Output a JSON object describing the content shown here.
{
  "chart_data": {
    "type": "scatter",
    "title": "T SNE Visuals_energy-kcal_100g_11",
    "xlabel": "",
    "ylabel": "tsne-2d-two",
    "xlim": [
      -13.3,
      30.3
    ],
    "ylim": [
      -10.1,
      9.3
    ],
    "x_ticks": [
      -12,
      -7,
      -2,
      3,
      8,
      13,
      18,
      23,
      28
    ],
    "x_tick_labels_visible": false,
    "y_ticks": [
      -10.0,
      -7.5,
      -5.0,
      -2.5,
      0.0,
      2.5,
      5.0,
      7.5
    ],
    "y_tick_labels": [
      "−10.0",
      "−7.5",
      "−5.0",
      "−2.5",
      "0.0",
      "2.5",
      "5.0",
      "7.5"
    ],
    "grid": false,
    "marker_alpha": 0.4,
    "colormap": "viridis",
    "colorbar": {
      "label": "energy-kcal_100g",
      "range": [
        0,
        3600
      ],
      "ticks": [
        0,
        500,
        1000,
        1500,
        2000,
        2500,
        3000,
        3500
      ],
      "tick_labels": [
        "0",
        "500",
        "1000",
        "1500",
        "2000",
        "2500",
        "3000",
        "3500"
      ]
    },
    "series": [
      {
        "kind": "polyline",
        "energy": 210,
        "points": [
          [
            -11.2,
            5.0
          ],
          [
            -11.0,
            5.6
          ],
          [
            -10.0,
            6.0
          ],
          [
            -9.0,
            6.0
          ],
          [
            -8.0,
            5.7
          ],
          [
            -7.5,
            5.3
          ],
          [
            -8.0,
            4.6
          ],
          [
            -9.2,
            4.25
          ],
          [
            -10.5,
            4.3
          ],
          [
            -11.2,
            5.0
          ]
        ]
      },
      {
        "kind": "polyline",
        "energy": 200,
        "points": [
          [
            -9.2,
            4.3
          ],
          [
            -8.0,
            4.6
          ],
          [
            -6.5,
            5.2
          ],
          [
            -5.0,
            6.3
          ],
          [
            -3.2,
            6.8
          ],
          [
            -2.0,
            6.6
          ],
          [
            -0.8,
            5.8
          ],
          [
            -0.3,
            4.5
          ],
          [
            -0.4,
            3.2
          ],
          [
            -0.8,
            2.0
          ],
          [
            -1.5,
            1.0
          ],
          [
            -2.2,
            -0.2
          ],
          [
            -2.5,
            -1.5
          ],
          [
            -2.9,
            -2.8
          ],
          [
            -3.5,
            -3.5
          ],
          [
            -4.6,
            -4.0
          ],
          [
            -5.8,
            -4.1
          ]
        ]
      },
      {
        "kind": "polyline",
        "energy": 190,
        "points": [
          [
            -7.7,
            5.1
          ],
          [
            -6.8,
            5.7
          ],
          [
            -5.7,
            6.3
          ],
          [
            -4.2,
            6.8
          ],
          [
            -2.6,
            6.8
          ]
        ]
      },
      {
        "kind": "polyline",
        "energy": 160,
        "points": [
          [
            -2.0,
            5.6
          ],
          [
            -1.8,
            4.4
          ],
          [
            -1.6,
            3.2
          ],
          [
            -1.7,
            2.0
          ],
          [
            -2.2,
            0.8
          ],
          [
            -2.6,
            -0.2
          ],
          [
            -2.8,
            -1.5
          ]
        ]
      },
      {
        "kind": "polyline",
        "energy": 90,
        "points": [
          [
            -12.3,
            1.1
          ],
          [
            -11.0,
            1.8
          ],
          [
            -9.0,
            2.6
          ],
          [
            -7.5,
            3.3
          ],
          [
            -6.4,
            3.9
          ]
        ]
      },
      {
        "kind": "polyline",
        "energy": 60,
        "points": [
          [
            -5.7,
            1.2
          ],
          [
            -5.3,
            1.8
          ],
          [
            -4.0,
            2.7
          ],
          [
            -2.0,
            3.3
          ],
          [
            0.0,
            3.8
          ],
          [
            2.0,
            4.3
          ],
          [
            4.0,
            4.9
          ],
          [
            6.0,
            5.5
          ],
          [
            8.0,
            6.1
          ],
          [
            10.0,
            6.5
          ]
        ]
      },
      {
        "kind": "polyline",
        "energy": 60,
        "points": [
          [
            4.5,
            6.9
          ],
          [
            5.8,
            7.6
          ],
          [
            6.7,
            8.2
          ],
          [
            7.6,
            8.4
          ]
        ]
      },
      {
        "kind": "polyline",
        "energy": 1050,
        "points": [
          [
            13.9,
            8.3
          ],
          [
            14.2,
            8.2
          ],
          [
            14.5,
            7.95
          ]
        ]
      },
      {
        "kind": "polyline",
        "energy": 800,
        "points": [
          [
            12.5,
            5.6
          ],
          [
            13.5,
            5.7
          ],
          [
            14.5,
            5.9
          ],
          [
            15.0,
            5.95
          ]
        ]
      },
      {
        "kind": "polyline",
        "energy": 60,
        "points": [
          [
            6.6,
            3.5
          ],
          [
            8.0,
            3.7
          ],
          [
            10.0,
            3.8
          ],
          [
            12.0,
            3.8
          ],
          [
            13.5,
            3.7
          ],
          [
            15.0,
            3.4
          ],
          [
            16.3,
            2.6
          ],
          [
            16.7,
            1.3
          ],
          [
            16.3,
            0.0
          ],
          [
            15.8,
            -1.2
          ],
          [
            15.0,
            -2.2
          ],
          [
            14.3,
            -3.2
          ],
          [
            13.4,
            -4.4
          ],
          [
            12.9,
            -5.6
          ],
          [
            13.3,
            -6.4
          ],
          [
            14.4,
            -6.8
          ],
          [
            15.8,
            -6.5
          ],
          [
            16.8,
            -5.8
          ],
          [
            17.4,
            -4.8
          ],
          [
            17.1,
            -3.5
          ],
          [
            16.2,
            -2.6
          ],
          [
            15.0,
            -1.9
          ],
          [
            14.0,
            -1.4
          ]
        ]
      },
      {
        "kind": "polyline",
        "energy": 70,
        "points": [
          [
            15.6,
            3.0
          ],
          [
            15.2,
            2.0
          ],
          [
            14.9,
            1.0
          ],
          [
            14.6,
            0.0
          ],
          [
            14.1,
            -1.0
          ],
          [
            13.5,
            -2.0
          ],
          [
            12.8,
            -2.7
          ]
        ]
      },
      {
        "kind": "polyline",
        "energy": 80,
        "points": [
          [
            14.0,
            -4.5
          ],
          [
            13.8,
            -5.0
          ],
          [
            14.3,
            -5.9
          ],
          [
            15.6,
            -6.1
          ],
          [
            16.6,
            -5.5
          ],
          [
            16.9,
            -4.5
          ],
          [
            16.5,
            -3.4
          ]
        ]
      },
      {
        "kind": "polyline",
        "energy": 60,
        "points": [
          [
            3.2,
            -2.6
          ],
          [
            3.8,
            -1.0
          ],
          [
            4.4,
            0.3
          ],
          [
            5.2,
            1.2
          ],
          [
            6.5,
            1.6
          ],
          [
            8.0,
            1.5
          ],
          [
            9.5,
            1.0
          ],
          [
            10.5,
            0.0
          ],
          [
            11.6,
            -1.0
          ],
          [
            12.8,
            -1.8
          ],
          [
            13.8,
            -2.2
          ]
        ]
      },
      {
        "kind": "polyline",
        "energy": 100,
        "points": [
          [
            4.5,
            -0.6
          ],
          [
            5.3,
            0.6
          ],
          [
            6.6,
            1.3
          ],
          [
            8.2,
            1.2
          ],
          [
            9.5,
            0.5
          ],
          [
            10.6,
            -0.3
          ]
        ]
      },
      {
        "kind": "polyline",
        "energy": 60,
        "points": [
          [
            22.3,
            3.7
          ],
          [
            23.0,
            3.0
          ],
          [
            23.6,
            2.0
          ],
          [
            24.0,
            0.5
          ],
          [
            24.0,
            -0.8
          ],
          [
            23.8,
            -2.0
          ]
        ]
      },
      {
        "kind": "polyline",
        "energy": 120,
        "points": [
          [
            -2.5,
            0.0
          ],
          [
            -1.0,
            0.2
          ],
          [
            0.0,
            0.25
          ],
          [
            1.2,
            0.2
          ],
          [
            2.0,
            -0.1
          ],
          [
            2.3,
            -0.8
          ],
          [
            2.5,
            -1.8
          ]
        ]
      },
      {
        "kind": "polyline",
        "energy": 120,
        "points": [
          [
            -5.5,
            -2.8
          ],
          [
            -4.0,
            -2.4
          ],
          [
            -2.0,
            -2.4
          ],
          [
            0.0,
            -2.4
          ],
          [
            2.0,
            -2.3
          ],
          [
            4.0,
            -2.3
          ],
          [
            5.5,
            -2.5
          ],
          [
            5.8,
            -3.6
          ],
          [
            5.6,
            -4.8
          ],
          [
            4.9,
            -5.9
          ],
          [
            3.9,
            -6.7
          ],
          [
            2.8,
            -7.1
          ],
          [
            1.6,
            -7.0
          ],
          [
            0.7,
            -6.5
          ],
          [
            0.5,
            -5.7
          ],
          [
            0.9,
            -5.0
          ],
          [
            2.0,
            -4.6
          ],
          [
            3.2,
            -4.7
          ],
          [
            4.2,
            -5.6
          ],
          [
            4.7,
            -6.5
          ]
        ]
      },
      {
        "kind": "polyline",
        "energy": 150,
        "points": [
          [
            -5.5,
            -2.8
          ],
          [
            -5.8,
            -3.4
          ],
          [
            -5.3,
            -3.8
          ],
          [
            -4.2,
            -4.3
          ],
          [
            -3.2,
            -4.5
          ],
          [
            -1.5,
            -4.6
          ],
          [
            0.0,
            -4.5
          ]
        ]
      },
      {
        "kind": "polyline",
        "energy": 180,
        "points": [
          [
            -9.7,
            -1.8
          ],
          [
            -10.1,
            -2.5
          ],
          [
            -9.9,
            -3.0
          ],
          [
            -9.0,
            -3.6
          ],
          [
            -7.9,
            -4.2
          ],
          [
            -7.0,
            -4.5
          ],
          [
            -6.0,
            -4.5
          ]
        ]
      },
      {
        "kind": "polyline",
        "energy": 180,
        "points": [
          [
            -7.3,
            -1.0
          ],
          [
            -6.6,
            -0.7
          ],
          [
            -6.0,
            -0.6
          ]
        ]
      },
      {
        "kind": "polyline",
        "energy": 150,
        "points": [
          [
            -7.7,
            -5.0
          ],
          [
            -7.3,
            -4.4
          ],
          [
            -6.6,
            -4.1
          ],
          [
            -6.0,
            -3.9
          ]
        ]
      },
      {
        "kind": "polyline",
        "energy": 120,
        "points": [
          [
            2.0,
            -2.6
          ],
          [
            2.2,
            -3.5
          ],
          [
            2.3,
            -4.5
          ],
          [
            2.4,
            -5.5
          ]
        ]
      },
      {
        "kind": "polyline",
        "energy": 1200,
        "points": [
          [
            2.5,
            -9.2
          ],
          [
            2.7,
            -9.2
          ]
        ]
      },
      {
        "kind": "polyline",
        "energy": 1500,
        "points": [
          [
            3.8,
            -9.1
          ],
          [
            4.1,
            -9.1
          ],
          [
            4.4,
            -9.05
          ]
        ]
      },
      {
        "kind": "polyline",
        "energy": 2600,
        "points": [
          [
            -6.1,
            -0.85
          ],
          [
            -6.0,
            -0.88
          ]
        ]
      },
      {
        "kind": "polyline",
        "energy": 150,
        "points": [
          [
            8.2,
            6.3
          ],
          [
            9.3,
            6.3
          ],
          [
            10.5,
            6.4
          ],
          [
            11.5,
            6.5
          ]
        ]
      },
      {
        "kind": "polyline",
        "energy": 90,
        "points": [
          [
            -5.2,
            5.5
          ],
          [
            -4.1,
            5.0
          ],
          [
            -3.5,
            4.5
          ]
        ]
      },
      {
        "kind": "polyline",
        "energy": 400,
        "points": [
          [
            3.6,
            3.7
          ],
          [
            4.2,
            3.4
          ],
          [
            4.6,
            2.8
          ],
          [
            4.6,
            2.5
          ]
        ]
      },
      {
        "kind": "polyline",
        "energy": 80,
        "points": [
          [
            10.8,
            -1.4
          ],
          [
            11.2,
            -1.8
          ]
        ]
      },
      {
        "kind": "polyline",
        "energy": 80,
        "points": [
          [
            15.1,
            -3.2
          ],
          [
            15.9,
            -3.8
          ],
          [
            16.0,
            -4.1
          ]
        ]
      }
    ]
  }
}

◆ **Goal**: Which lines include the word "false"? Copy every one of them.

◆ **Solution for this exercise**:
    "x_tick_labels_visible": false,
    "grid": false,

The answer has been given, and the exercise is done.